Gather all lines with "screenshot" from the records.
begin The data
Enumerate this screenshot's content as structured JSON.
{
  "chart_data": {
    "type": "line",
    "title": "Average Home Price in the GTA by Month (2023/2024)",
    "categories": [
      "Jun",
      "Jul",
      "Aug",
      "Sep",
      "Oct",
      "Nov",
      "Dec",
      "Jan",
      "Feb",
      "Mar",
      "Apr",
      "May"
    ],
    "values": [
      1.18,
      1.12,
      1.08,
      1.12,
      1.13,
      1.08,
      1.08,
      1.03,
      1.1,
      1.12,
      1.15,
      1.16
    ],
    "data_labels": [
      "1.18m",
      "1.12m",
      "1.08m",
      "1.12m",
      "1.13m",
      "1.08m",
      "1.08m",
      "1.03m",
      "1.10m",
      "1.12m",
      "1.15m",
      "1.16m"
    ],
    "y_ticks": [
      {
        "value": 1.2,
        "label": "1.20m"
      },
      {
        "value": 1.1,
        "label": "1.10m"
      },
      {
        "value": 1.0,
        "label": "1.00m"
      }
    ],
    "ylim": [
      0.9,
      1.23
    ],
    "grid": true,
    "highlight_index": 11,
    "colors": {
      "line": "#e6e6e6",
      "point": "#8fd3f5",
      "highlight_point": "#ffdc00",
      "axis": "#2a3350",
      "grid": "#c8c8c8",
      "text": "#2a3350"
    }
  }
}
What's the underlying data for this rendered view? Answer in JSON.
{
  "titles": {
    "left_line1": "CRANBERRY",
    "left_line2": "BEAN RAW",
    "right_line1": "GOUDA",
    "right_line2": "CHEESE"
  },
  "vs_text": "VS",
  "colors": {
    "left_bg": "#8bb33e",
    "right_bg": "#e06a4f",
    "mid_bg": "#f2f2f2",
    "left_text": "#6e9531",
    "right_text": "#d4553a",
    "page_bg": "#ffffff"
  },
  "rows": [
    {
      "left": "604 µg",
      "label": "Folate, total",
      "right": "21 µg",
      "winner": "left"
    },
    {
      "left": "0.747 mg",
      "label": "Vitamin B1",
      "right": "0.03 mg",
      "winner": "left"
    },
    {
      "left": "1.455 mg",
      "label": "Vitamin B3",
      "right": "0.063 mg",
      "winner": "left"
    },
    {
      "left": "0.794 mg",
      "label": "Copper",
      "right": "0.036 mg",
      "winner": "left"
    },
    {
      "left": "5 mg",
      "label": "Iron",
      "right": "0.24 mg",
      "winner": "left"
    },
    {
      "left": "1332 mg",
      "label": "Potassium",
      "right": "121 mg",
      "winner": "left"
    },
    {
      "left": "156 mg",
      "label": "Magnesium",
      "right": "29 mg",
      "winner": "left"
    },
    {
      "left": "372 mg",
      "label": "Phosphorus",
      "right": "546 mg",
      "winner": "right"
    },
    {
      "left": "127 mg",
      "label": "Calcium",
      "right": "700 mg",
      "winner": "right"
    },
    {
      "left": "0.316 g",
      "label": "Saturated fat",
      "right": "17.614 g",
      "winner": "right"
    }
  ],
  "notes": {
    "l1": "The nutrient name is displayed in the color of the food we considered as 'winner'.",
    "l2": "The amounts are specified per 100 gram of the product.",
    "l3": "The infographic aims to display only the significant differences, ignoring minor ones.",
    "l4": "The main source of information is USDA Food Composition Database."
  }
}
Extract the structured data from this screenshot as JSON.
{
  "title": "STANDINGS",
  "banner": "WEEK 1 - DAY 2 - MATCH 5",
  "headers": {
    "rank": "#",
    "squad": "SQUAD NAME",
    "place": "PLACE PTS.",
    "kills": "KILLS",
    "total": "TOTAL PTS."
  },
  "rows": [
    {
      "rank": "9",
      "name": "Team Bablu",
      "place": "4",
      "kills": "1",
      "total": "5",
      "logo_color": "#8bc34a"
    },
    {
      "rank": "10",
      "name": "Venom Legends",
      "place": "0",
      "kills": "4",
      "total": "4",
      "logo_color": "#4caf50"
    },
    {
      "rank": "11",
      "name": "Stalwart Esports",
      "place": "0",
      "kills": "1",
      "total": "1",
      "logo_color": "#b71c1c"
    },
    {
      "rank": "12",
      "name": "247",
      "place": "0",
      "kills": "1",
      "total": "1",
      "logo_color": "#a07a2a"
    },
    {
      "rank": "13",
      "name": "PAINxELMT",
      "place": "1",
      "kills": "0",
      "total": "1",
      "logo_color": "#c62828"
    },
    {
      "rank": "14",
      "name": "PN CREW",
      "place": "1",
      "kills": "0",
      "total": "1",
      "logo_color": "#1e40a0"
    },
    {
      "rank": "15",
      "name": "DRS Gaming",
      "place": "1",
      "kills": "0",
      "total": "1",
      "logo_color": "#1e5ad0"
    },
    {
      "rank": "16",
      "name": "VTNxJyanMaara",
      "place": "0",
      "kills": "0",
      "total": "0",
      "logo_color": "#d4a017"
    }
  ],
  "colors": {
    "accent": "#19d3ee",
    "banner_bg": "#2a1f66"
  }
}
end The data
* _Solution_:
Enumerate this screenshot's content as structured JSON.
Extract the structured data from this screenshot as JSON.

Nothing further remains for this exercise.